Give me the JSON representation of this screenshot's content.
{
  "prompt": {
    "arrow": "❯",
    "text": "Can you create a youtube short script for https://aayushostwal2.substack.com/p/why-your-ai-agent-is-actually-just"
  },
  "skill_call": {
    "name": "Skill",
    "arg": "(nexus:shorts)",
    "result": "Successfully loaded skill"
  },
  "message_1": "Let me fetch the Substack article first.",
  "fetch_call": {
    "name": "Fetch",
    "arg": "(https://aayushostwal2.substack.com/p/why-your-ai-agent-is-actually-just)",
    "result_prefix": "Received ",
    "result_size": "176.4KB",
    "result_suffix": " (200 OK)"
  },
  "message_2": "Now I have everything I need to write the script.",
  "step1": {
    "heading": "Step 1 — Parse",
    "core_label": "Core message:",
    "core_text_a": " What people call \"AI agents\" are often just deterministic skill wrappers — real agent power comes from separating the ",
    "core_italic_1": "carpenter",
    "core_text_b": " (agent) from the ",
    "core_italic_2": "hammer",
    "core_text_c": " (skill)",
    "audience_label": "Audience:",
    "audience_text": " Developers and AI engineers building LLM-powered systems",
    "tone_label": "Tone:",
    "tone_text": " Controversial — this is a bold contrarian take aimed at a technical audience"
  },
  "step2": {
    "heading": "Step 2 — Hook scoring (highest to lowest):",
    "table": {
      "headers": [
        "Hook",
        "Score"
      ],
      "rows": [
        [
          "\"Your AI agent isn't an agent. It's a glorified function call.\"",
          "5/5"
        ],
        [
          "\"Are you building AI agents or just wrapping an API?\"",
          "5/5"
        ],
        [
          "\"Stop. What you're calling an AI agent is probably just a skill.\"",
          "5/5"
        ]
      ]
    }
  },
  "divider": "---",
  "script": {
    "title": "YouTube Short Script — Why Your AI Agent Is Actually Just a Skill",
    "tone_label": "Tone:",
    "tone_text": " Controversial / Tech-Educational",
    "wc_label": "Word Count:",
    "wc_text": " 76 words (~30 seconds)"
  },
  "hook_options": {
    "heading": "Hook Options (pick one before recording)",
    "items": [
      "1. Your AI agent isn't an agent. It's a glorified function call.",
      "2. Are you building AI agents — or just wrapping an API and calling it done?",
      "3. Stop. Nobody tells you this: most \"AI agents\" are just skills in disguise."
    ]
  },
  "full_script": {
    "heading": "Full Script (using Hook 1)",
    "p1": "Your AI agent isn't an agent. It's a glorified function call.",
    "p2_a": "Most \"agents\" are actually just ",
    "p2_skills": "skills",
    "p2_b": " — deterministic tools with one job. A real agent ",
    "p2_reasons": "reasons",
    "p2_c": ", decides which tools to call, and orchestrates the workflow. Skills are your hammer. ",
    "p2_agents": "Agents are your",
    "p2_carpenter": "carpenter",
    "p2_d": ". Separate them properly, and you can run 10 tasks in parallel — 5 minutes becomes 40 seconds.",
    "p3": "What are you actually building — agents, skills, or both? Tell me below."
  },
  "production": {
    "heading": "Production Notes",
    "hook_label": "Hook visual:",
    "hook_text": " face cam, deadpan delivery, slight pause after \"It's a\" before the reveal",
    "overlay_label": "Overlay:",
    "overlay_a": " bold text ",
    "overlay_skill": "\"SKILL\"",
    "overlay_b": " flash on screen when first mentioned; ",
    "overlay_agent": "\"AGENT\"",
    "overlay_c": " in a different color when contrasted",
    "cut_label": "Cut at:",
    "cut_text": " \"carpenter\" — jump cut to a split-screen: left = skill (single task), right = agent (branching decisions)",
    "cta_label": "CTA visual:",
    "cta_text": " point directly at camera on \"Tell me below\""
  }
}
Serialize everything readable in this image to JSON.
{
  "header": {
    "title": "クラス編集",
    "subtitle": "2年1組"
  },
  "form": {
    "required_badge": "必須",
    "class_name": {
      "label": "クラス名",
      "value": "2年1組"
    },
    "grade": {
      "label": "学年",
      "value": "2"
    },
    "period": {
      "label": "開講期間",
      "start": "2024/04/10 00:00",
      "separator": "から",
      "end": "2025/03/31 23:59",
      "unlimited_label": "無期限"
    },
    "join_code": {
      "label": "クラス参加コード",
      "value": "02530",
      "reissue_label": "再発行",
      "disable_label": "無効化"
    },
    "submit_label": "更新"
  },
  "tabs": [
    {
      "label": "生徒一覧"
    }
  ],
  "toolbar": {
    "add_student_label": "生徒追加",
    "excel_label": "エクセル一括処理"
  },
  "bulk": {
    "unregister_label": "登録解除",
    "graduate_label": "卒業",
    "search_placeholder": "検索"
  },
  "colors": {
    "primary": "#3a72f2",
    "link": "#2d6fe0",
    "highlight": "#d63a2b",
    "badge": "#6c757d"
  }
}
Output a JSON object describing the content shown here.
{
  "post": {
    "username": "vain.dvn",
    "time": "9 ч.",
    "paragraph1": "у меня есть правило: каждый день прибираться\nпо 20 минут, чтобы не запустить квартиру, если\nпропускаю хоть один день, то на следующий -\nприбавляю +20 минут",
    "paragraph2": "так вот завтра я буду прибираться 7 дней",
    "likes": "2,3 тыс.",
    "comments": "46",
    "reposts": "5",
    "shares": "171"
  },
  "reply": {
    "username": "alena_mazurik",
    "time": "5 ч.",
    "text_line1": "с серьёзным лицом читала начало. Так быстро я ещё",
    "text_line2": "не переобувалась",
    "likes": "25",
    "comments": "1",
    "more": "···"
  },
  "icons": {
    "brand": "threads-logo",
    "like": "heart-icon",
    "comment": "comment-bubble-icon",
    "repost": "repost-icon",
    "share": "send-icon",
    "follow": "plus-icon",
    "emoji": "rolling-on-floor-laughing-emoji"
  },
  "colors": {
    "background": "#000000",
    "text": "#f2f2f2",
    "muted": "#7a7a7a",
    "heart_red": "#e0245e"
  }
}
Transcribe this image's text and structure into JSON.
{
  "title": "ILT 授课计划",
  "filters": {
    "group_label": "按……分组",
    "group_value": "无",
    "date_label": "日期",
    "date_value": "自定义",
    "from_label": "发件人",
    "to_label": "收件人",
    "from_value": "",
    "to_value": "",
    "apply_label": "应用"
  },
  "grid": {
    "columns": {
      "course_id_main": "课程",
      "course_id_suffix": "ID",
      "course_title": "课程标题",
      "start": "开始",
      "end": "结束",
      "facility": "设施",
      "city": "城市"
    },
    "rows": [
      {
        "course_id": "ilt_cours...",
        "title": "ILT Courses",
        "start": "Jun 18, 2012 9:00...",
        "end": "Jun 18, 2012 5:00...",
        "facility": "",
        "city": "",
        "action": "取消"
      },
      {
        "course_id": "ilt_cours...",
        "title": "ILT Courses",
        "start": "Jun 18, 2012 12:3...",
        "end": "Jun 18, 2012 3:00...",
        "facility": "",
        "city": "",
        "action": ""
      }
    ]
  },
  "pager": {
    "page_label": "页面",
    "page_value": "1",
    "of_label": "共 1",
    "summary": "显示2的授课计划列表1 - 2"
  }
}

- - - - - - -

What is required |
In this exercise, repeat all entries exactly.

Correct response |
Give me the JSON representation of this screenshot's content.
{
  "prompt": {
    "arrow": "❯",
    "text": "Can you create a youtube short script for https://aayushostwal2.substack.com/p/why-your-ai-agent-is-actually-just"
  },
  "skill_call": {
    "name": "Skill",
    "arg": "(nexus:shorts)",
    "result": "Successfully loaded skill"
  },
  "message_1": "Let me fetch the Substack article first.",
  "fetch_call": {
    "name": "Fetch",
    "arg": "(https://aayushostwal2.substack.com/p/why-your-ai-agent-is-actually-just)",
    "result_prefix": "Received ",
    "result_size": "176.4KB",
    "result_suffix": " (200 OK)"
  },
  "message_2": "Now I have everything I need to write the script.",
  "step1": {
    "heading": "Step 1 — Parse",
    "core_label": "Core message:",
    "core_text_a": " What people call \"AI agents\" are often just deterministic skill wrappers — real agent power comes from separating the ",
    "core_italic_1": "carpenter",
    "core_text_b": " (agent) from the ",
    "core_italic_2": "hammer",
    "core_text_c": " (skill)",
    "audience_label": "Audience:",
    "audience_text": " Developers and AI engineers building LLM-powered systems",
    "tone_label": "Tone:",
    "tone_text": " Controversial — this is a bold contrarian take aimed at a technical audience"
  },
  "step2": {
    "heading": "Step 2 — Hook scoring (highest to lowest):",
    "table": {
      "headers": [
        "Hook",
        "Score"
      ],
      "rows": [
        [
          "\"Your AI agent isn't an agent. It's a glorified function call.\"",
          "5/5"
        ],
        [
          "\"Are you building AI agents or just wrapping an API?\"",
          "5/5"
        ],
        [
          "\"Stop. What you're calling an AI agent is probably just a skill.\"",
          "5/5"
        ]
      ]
    }
  },
  "divider": "---",
  "script": {
    "title": "YouTube Short Script — Why Your AI Agent Is Actually Just a Skill",
    "tone_label": "Tone:",
    "tone_text": " Controversial / Tech-Educational",
    "wc_label": "Word Count:",
    "wc_text": " 76 words (~30 seconds)"
  },
  "hook_options": {
    "heading": "Hook Options (pick one before recording)",
    "items": [
      "1. Your AI agent isn't an agent. It's a glorified function call.",
      "2. Are you building AI agents — or just wrapping an API and calling it done?",
      "3. Stop. Nobody tells you this: most \"AI agents\" are just skills in disguise."
    ]
  },
  "full_script": {
    "heading": "Full Script (using Hook 1)",
    "p1": "Your AI agent isn't an agent. It's a glorified function call.",
    "p2_a": "Most \"agents\" are actually just ",
    "p2_skills": "skills",
    "p2_b": " — deterministic tools with one job. A real agent ",
    "p2_reasons": "reasons",
    "p2_c": ", decides which tools to call, and orchestrates the workflow. Skills are your hammer. ",
    "p2_agents": "Agents are your",
    "p2_carpenter": "carpenter",
    "p2_d": ". Separate them properly, and you can run 10 tasks in parallel — 5 minutes becomes 40 seconds.",
    "p3": "What are you actually building — agents, skills, or both? Tell me below."
  },
  "production": {
    "heading": "Production Notes",
    "hook_label": "Hook visual:",
    "hook_text": " face cam, deadpan delivery, slight pause after \"It's a\" before the reveal",
    "overlay_label": "Overlay:",
    "overlay_a": " bold text ",
    "overlay_skill": "\"SKILL\"",
    "overlay_b": " flash on screen when first mentioned; ",
    "overlay_agent": "\"AGENT\"",
    "overlay_c": " in a different color when contrasted",
    "cut_label": "Cut at:",
    "cut_text": " \"carpenter\" — jump cut to a split-screen: left = skill (single task), right = agent (branching decisions)",
    "cta_label": "CTA visual:",
    "cta_text": " point directly at camera on \"Tell me below\""
  }
}
Serialize everything readable in this image to JSON.
{
  "header": {
    "title": "クラス編集",
    "subtitle": "2年1組"
  },
  "form": {
    "required_badge": "必須",
    "class_name": {
      "label": "クラス名",
      "value": "2年1組"
    },
    "grade": {
      "label": "学年",
      "value": "2"
    },
    "period": {
      "label": "開講期間",
      "start": "2024/04/10 00:00",
      "separator": "から",
      "end": "2025/03/31 23:59",
      "unlimited_label": "無期限"
    },
    "join_code": {
      "label": "クラス参加コード",
      "value": "02530",
      "reissue_label": "再発行",
      "disable_label": "無効化"
    },
    "submit_label": "更新"
  },
  "tabs": [
    {
      "label": "生徒一覧"
    }
  ],
  "toolbar": {
    "add_student_label": "生徒追加",
    "excel_label": "エクセル一括処理"
  },
  "bulk": {
    "unregister_label": "登録解除",
    "graduate_label": "卒業",
    "search_placeholder": "検索"
  },
  "colors": {
    "primary": "#3a72f2",
    "link": "#2d6fe0",
    "highlight": "#d63a2b",
    "badge": "#6c757d"
  }
}
Output a JSON object describing the content shown here.
{
  "post": {
    "username": "vain.dvn",
    "time": "9 ч.",
    "paragraph1": "у меня есть правило: каждый день прибираться\nпо 20 минут, чтобы не запустить квартиру, если\nпропускаю хоть один день, то на следующий -\nприбавляю +20 минут",
    "paragraph2": "так вот завтра я буду прибираться 7 дней",
    "likes": "2,3 тыс.",
    "comments": "46",
    "reposts": "5",
    "shares": "171"
  },
  "reply": {
    "username": "alena_mazurik",
    "time": "5 ч.",
    "text_line1": "с серьёзным лицом читала начало. Так быстро я ещё",
    "text_line2": "не переобувалась",
    "likes": "25",
    "comments": "1",
    "more": "···"
  },
  "icons": {
    "brand": "threads-logo",
    "like": "heart-icon",
    "comment": "comment-bubble-icon",
    "repost": "repost-icon",
    "share": "send-icon",
    "follow": "plus-icon",
    "emoji": "rolling-on-floor-laughing-emoji"
  },
  "colors": {
    "background": "#000000",
    "text": "#f2f2f2",
    "muted": "#7a7a7a",
    "heart_red": "#e0245e"
  }
}
Transcribe this image's text and structure into JSON.
{
  "title": "ILT 授课计划",
  "filters": {
    "group_label": "按……分组",
    "group_value": "无",
    "date_label": "日期",
    "date_value": "自定义",
    "from_label": "发件人",
    "to_label": "收件人",
    "from_value": "",
    "to_value": "",
    "apply_label": "应用"
  },
  "grid": {
    "columns": {
      "course_id_main": "课程",
      "course_id_suffix": "ID",
      "course_title": "课程标题",
      "start": "开始",
      "end": "结束",
      "facility": "设施",
      "city": "城市"
    },
    "rows": [
      {
        "course_id": "ilt_cours...",
        "title": "ILT Courses",
        "start": "Jun 18, 2012 9:00...",
        "end": "Jun 18, 2012 5:00...",
        "facility": "",
        "city": "",
        "action": "取消"
      },
      {
        "course_id": "ilt_cours...",
        "title": "ILT Courses",
        "start": "Jun 18, 2012 12:3...",
        "end": "Jun 18, 2012 3:00...",
        "facility": "",
        "city": "",
        "action": ""
      }
    ]
  },
  "pager": {
    "page_label": "页面",
    "page_value": "1",
    "of_label": "共 1",
    "summary": "显示2的授课计划列表1 - 2"
  }
}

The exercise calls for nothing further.